• WHAT THE TASK ASKS: Can you rewrite everything from the start of the data down to and including the line containing "section-heading-empirical-evidence: Empirical Evidence", replacing "decompose" with "break down" and leaving all else unchanged?

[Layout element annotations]
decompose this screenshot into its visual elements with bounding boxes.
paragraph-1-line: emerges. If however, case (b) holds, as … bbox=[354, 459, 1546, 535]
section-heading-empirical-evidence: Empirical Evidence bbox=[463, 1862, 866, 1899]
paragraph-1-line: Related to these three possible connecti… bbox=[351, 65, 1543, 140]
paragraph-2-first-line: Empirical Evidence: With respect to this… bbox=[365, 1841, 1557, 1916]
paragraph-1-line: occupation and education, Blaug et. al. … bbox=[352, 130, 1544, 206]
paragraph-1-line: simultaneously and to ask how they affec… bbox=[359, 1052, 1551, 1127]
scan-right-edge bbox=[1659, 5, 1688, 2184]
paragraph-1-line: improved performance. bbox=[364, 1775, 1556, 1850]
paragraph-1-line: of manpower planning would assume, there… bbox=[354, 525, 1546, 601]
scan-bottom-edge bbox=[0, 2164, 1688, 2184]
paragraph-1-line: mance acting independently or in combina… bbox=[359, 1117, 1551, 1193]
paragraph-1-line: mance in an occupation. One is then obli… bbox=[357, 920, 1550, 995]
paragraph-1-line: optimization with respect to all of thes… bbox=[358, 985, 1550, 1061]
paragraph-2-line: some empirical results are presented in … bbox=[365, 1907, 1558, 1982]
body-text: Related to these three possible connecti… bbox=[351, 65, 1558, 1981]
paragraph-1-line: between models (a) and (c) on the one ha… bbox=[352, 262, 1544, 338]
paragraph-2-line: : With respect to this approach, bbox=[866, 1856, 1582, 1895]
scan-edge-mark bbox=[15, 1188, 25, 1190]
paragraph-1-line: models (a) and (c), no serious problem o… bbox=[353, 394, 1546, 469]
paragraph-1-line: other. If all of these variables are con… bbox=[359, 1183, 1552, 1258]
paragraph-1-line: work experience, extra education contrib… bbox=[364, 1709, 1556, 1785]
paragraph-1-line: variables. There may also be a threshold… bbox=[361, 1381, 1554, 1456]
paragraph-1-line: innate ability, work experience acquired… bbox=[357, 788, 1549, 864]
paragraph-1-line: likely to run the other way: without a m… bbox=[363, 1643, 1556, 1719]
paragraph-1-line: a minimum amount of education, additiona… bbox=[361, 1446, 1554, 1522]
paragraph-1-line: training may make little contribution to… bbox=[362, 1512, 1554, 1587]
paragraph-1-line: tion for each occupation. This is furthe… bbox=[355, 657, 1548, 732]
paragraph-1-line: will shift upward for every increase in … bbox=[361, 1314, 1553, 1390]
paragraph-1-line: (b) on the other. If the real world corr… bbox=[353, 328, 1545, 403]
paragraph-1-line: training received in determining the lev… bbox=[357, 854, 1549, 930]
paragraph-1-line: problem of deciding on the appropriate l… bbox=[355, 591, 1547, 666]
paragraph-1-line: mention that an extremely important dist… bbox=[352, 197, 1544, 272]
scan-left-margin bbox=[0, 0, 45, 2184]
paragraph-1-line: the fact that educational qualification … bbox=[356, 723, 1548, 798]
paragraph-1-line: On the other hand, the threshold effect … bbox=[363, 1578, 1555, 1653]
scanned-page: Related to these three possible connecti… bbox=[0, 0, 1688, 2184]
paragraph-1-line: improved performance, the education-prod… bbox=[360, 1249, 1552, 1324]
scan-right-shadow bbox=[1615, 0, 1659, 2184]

• SOLUTION TO THE EXERCISE:
break down this screenshot into its visual elements with bounding boxes.
paragraph-1-line: emerges. If however, case (b) holds, as … bbox=[354, 459, 1546, 535]
section-heading-empirical-evidence: Empirical Evidence bbox=[463, 1862, 866, 1899]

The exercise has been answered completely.